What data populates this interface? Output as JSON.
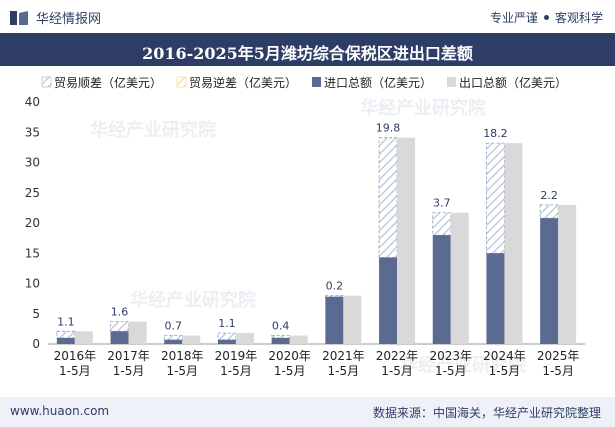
{
  "header": {
    "brand_name": "华经情报网",
    "motto_left": "专业严谨",
    "motto_right": "客观科学"
  },
  "footer": {
    "website": "www.huaon.com",
    "source": "数据来源：中国海关，华经产业研究院整理"
  },
  "watermark": "华经产业研究院",
  "colors": {
    "brand": "#2e3d66",
    "import": "#5a6a91",
    "export": "#d9d9d9",
    "surplus_hatch": "#b9c3d6",
    "deficit_hatch": "#f2e1a0"
  },
  "chart_data": {
    "type": "bar",
    "title": "2016-2025年5月潍坊综合保税区进出口差额",
    "legend": [
      "贸易顺差（亿美元）",
      "贸易逆差（亿美元）",
      "进口总额（亿美元）",
      "出口总额（亿美元）"
    ],
    "categories": [
      [
        "2016年",
        "1-5月"
      ],
      [
        "2017年",
        "1-5月"
      ],
      [
        "2018年",
        "1-5月"
      ],
      [
        "2019年",
        "1-5月"
      ],
      [
        "2020年",
        "1-5月"
      ],
      [
        "2021年",
        "1-5月"
      ],
      [
        "2022年",
        "1-5月"
      ],
      [
        "2023年",
        "1-5月"
      ],
      [
        "2024年",
        "1-5月"
      ],
      [
        "2025年",
        "1-5月"
      ]
    ],
    "import": [
      1.0,
      2.1,
      0.7,
      0.7,
      1.0,
      7.8,
      14.3,
      18.0,
      15.0,
      20.8
    ],
    "export": [
      2.1,
      3.7,
      1.4,
      1.8,
      1.4,
      8.0,
      34.1,
      21.7,
      33.2,
      23.0
    ],
    "balance": [
      1.1,
      1.6,
      0.7,
      1.1,
      0.4,
      0.2,
      19.8,
      3.7,
      18.2,
      2.2
    ],
    "balance_labels": [
      "1.1",
      "1.6",
      "0.7",
      "1.1",
      "0.4",
      "0.2",
      "19.8",
      "3.7",
      "18.2",
      "2.2"
    ],
    "y_ticks": [
      "0",
      "5",
      "10",
      "15",
      "20",
      "25",
      "30",
      "35",
      "40"
    ],
    "ylim": [
      0,
      40
    ]
  }
}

▬▬▬▬▬▬

### [WHAT IS REQUIRED]
Quote the data exactly, leaving every image out of the copy.

### [TASK RESULT]
What data populates this interface? Output as JSON.
{
  "header": {
    "brand_name": "华经情报网",
    "motto_left": "专业严谨",
    "motto_right": "客观科学"
  },
  "footer": {
    "website": "www.huaon.com",
    "source": "数据来源：中国海关，华经产业研究院整理"
  },
  "watermark": "华经产业研究院",
  "colors": {
    "brand": "#2e3d66",
    "import": "#5a6a91",
    "export": "#d9d9d9",
    "surplus_hatch": "#b9c3d6",
    "deficit_hatch": "#f2e1a0"
  },
  "chart_data": {
    "type": "bar",
    "title": "2016-2025年5月潍坊综合保税区进出口差额",
    "legend": [
      "贸易顺差（亿美元）",
      "贸易逆差（亿美元）",
      "进口总额（亿美元）",
      "出口总额（亿美元）"
    ],
    "categories": [
      [
        "2016年",
        "1-5月"
      ],
      [
        "2017年",
        "1-5月"
      ],
      [
        "2018年",
        "1-5月"
      ],
      [
        "2019年",
        "1-5月"
      ],
      [
        "2020年",
        "1-5月"
      ],
      [
        "2021年",
        "1-5月"
      ],
      [
        "2022年",
        "1-5月"
      ],
      [
        "2023年",
        "1-5月"
      ],
      [
        "2024年",
        "1-5月"
      ],
      [
        "2025年",
        "1-5月"
      ]
    ],
    "import": [
      1.0,
      2.1,
      0.7,
      0.7,
      1.0,
      7.8,
      14.3,
      18.0,
      15.0,
      20.8
    ],
    "export": [
      2.1,
      3.7,
      1.4,
      1.8,
      1.4,
      8.0,
      34.1,
      21.7,
      33.2,
      23.0
    ],
    "balance": [
      1.1,
      1.6,
      0.7,
      1.1,
      0.4,
      0.2,
      19.8,
      3.7,
      18.2,
      2.2
    ],
    "balance_labels": [
      "1.1",
      "1.6",
      "0.7",
      "1.1",
      "0.4",
      "0.2",
      "19.8",
      "3.7",
      "18.2",
      "2.2"
    ],
    "y_ticks": [
      "0",
      "5",
      "10",
      "15",
      "20",
      "25",
      "30",
      "35",
      "40"
    ],
    "ylim": [
      0,
      40
    ]
  }
}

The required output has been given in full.